(Task goal): Return the listing below word for word.

(Exercise data):
---

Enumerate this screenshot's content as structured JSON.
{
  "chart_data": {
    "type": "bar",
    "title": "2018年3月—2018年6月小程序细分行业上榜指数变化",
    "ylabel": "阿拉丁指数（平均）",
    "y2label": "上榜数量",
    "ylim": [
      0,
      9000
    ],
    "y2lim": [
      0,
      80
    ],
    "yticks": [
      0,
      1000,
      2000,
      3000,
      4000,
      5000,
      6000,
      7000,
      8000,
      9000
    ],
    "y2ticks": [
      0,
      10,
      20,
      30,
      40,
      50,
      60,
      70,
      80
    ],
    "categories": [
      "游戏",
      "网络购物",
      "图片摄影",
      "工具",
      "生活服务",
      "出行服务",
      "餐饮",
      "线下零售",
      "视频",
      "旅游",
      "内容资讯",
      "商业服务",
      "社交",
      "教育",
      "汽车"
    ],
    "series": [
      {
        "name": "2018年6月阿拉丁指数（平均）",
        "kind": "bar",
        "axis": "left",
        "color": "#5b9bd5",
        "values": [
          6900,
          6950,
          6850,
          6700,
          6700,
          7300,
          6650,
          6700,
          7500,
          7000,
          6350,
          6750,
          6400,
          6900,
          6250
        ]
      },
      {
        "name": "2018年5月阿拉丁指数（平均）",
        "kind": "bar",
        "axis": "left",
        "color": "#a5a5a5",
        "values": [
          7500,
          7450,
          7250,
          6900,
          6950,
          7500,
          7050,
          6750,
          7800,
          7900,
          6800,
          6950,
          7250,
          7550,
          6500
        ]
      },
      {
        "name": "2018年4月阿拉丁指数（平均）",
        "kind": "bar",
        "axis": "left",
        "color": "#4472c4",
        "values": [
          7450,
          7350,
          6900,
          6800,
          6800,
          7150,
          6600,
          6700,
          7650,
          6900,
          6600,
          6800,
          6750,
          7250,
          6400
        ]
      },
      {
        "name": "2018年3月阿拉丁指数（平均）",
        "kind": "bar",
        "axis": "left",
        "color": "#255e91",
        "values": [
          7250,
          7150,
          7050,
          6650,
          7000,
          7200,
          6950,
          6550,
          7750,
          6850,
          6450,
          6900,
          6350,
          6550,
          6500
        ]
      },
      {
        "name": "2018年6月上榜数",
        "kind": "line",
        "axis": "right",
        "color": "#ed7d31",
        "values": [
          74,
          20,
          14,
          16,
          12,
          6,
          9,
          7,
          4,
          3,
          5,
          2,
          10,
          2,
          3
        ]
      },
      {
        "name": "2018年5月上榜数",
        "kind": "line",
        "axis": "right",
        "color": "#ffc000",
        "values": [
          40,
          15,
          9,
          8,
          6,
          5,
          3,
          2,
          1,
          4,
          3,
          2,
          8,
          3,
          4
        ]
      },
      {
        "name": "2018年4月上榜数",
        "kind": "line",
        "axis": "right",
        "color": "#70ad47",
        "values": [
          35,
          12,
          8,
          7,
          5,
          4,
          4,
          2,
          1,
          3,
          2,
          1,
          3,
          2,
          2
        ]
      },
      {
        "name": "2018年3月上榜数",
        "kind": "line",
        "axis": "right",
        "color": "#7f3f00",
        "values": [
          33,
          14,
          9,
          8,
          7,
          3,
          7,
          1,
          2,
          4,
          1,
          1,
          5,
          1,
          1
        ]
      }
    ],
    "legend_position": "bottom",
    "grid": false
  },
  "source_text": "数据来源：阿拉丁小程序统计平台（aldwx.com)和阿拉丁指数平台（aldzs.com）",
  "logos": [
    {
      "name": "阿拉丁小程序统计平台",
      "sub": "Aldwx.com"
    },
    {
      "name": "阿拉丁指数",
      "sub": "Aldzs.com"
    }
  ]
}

---

(Exercise solution):
Enumerate this screenshot's content as structured JSON.
{
  "chart_data": {
    "type": "bar",
    "title": "2018年3月—2018年6月小程序细分行业上榜指数变化",
    "ylabel": "阿拉丁指数（平均）",
    "y2label": "上榜数量",
    "ylim": [
      0,
      9000
    ],
    "y2lim": [
      0,
      80
    ],
    "yticks": [
      0,
      1000,
      2000,
      3000,
      4000,
      5000,
      6000,
      7000,
      8000,
      9000
    ],
    "y2ticks": [
      0,
      10,
      20,
      30,
      40,
      50,
      60,
      70,
      80
    ],
    "categories": [
      "游戏",
      "网络购物",
      "图片摄影",
      "工具",
      "生活服务",
      "出行服务",
      "餐饮",
      "线下零售",
      "视频",
      "旅游",
      "内容资讯",
      "商业服务",
      "社交",
      "教育",
      "汽车"
    ],
    "series": [
      {
        "name": "2018年6月阿拉丁指数（平均）",
        "kind": "bar",
        "axis": "left",
        "color": "#5b9bd5",
        "values": [
          6900,
          6950,
          6850,
          6700,
          6700,
          7300,
          6650,
          6700,
          7500,
          7000,
          6350,
          6750,
          6400,
          6900,
          6250
        ]
      },
      {
        "name": "2018年5月阿拉丁指数（平均）",
        "kind": "bar",
        "axis": "left",
        "color": "#a5a5a5",
        "values": [
          7500,
          7450,
          7250,
          6900,
          6950,
          7500,
          7050,
          6750,
          7800,
          7900,
          6800,
          6950,
          7250,
          7550,
          6500
        ]
      },
      {
        "name": "2018年4月阿拉丁指数（平均）",
        "kind": "bar",
        "axis": "left",
        "color": "#4472c4",
        "values": [
          7450,
          7350,
          6900,
          6800,
          6800,
          7150,
          6600,
          6700,
          7650,
          6900,
          6600,
          6800,
          6750,
          7250,
          6400
        ]
      },
      {
        "name": "2018年3月阿拉丁指数（平均）",
        "kind": "bar",
        "axis": "left",
        "color": "#255e91",
        "values": [
          7250,
          7150,
          7050,
          6650,
          7000,
          7200,
          6950,
          6550,
          7750,
          6850,
          6450,
          6900,
          6350,
          6550,
          6500
        ]
      },
      {
        "name": "2018年6月上榜数",
        "kind": "line",
        "axis": "right",
        "color": "#ed7d31",
        "values": [
          74,
          20,
          14,
          16,
          12,
          6,
          9,
          7,
          4,
          3,
          5,
          2,
          10,
          2,
          3
        ]
      },
      {
        "name": "2018年5月上榜数",
        "kind": "line",
        "axis": "right",
        "color": "#ffc000",
        "values": [
          40,
          15,
          9,
          8,
          6,
          5,
          3,
          2,
          1,
          4,
          3,
          2,
          8,
          3,
          4
        ]
      },
      {
        "name": "2018年4月上榜数",
        "kind": "line",
        "axis": "right",
        "color": "#70ad47",
        "values": [
          35,
          12,
          8,
          7,
          5,
          4,
          4,
          2,
          1,
          3,
          2,
          1,
          3,
          2,
          2
        ]
      },
      {
        "name": "2018年3月上榜数",
        "kind": "line",
        "axis": "right",
        "color": "#7f3f00",
        "values": [
          33,
          14,
          9,
          8,
          7,
          3,
          7,
          1,
          2,
          4,
          1,
          1,
          5,
          1,
          1
        ]
      }
    ],
    "legend_position": "bottom",
    "grid": false
  },
  "source_text": "数据来源：阿拉丁小程序统计平台（aldwx.com)和阿拉丁指数平台（aldzs.com）",
  "logos": [
    {
      "name": "阿拉丁小程序统计平台",
      "sub": "Aldwx.com"
    },
    {
      "name": "阿拉丁指数",
      "sub": "Aldzs.com"
    }
  ]
}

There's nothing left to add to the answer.